## PASSAGE GIVEN

------------------------------------------------

Bookmark and Share

Notice: On April 23, 2014, Statalist moved from an email list to a forum, based at statalist.org.


[Date Prev][Date Next][Thread Prev][Thread Next][Date Index][Thread Index]

Re: st: Regression with cluster error hangs program


From   Alfonso Sanchez-Penalver <alfonso.statalist@gmail.com>
To   "statalist@hsphsun2.harvard.edu" <statalist@hsphsun2.harvard.edu>
Subject   Re: st: Regression with cluster error hangs program
Date   Tue, 11 Feb 2014 15:35:52 -0500

Hi Seb,

As I'm sure you know the problem is collinearity. The simple addition of all the dummy variables is equal to a constant term (vector of ones). Which is why Stata ought to be dropping one firm dummy in your estimation. Since you're interested in the specific firm trend, I would just drop the constant and include i.firm##c.yrdiff in your pooled OLS regression (-regress-).

------------------------------------------------

(Layout coordinate data)
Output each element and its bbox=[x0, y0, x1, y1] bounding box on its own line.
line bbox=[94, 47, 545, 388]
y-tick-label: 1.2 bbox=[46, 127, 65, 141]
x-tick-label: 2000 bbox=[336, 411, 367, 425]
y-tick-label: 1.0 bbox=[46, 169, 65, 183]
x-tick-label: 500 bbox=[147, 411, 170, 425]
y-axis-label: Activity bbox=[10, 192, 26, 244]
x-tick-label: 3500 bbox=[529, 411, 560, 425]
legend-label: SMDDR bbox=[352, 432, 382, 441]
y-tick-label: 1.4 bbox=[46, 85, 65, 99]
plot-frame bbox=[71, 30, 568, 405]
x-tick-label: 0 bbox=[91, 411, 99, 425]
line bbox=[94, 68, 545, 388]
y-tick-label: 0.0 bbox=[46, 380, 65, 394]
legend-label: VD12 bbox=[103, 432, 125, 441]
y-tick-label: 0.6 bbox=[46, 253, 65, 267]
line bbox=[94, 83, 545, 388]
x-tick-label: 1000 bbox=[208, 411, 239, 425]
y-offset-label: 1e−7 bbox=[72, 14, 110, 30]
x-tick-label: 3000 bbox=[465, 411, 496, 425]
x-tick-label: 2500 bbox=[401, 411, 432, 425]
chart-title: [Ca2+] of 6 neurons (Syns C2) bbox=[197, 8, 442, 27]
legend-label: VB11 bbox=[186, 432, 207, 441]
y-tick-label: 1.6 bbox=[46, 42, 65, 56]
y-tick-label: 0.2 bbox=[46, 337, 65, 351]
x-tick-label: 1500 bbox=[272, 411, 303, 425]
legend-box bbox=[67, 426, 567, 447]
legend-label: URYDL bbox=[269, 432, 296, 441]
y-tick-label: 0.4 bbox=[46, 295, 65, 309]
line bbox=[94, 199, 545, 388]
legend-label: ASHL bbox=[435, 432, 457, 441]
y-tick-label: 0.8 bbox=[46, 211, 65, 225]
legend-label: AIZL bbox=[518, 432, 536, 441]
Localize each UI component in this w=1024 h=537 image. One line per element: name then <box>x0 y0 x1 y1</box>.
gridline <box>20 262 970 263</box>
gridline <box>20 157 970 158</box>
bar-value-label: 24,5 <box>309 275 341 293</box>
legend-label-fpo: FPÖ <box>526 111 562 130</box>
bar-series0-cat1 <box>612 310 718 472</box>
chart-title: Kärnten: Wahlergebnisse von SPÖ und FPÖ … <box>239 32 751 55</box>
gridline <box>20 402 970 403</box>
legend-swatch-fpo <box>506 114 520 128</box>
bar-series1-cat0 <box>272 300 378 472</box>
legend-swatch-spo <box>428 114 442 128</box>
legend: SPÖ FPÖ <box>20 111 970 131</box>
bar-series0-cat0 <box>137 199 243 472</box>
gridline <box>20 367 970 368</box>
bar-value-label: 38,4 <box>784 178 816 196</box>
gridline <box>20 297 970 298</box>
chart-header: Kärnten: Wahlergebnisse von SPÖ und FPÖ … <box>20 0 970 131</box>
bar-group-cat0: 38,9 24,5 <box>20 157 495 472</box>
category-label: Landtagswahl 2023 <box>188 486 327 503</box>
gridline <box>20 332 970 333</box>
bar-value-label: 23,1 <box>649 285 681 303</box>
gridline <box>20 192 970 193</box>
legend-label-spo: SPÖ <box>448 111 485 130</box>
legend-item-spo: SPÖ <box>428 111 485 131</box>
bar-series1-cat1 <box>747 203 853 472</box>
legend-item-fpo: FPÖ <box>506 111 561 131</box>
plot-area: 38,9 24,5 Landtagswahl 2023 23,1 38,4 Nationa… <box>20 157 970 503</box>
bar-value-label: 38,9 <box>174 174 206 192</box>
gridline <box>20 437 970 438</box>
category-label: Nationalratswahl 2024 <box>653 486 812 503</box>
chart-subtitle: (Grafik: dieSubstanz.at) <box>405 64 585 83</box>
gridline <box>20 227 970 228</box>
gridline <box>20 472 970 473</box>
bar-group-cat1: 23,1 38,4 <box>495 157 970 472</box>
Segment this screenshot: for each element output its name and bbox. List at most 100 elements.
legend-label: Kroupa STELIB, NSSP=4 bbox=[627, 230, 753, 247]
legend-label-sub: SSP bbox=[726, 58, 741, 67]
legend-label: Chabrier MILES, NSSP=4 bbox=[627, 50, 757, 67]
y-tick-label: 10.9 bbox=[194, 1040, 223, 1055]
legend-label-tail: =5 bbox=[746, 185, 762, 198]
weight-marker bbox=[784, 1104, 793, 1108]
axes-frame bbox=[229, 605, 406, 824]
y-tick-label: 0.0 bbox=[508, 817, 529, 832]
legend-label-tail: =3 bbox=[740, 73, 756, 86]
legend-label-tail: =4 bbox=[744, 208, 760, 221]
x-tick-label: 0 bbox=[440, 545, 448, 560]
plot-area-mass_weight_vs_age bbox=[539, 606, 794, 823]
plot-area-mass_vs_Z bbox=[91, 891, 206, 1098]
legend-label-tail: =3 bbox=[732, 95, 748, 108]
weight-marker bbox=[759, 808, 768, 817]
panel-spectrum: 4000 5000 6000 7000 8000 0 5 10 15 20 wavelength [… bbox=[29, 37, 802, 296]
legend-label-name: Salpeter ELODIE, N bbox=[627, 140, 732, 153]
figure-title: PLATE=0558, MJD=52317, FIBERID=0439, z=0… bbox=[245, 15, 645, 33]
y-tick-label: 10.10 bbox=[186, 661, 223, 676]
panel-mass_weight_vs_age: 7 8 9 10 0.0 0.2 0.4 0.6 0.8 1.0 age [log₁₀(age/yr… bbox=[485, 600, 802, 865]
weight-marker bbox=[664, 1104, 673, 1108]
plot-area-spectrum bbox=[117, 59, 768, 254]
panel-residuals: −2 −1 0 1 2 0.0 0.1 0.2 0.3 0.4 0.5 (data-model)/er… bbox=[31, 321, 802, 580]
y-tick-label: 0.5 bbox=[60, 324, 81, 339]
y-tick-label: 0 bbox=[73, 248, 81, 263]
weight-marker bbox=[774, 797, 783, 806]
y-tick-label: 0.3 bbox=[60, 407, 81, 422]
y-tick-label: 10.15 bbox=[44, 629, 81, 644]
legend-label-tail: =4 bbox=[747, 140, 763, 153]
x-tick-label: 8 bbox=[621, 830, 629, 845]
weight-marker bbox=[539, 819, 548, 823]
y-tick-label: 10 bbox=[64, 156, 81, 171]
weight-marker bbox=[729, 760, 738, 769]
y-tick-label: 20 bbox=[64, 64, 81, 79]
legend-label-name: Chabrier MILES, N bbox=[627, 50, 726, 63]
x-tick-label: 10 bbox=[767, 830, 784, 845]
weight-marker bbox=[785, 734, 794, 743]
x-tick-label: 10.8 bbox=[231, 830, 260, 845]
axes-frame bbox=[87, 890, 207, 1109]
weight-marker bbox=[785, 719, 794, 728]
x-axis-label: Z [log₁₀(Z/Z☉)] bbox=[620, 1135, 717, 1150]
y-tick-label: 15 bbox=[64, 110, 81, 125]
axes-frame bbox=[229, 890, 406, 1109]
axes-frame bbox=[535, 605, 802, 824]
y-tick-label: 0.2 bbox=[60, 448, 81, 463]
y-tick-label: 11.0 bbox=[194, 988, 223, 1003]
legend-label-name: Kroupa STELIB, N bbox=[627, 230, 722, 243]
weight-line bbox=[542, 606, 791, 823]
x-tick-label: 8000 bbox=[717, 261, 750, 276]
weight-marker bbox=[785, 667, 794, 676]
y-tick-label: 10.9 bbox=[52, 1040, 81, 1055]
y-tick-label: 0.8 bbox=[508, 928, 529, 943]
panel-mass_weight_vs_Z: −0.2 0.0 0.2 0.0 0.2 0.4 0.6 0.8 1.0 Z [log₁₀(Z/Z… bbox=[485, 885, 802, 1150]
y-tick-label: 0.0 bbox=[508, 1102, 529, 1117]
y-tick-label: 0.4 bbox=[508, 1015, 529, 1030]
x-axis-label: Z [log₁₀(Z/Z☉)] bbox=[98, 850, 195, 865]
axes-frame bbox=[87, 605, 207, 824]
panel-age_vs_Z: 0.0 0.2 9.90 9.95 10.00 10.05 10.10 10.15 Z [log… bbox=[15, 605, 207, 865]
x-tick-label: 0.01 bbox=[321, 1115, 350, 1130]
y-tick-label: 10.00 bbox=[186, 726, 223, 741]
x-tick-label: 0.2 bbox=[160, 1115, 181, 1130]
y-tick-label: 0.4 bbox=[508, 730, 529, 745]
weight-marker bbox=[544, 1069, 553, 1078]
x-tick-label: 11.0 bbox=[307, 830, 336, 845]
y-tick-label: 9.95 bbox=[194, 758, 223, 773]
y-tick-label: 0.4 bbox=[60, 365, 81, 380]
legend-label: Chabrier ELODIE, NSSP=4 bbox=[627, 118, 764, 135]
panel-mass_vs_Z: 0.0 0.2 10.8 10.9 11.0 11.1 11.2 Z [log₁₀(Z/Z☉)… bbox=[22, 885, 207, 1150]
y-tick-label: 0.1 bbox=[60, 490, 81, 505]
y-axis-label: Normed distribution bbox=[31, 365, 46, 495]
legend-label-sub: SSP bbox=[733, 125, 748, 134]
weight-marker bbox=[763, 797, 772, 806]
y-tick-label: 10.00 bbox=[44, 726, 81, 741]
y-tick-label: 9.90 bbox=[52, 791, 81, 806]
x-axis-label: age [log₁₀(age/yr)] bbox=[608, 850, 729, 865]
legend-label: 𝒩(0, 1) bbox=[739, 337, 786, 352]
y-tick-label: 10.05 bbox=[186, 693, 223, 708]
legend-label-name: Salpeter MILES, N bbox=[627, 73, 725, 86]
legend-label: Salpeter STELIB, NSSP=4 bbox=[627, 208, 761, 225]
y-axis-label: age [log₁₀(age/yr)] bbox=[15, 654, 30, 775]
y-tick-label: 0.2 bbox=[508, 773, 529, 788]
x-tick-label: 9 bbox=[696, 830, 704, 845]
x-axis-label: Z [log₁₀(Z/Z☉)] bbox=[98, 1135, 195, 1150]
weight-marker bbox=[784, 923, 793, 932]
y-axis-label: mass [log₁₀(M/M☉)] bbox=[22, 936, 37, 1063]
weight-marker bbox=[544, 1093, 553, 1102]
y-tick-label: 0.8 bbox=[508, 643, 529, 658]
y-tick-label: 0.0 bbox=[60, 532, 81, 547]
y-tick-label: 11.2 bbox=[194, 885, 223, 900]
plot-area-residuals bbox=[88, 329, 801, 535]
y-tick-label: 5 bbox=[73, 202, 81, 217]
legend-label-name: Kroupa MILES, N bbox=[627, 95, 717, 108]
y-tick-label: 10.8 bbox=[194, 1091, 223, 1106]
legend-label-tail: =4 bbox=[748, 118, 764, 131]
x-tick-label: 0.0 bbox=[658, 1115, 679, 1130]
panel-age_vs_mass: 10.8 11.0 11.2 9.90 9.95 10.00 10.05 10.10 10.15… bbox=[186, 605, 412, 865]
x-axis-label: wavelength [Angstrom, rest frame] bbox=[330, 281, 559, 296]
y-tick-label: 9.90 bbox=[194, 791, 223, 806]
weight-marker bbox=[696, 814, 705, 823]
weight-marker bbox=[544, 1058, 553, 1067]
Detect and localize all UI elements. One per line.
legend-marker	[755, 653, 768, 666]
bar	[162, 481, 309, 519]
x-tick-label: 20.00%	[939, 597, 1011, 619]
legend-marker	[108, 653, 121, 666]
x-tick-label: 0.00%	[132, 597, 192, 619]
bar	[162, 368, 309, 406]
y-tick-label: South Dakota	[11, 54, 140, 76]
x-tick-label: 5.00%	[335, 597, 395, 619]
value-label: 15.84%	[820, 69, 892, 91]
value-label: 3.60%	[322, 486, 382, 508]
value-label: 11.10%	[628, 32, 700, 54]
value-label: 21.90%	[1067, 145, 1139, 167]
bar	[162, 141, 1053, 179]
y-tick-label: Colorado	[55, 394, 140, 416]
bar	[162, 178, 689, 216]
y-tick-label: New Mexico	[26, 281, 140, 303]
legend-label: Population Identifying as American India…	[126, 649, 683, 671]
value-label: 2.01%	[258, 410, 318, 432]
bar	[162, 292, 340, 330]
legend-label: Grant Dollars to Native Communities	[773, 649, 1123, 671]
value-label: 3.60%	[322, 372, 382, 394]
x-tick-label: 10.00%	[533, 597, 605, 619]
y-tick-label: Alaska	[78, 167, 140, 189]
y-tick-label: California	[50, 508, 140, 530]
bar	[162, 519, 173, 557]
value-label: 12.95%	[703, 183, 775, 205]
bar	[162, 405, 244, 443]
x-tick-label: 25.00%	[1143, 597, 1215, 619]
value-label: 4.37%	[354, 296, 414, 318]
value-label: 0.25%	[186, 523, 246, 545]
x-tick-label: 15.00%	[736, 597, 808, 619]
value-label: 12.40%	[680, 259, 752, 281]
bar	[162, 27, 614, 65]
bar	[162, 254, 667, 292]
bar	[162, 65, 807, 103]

------------------------------------------------

## WHAT NEEDS TO BE DONE
Reproduce word for word the stretch of the Statalist post that opens with the words containing "As I'm sure" and closes with "OLS regression (-regress-).". Work only from the Statalist post and leave the data aside.

## EXERCISE SOLUTION
As I'm sure you know the problem is collinearity. The simple addition of all the dummy variables is equal to a constant term (vector of ones). Which is why Stata ought to be dropping one firm dummy in your estimation. Since you're interested in the specific firm trend, I would just drop the constant and include i.firm##c.yrdiff in your pooled OLS regression (-regress-).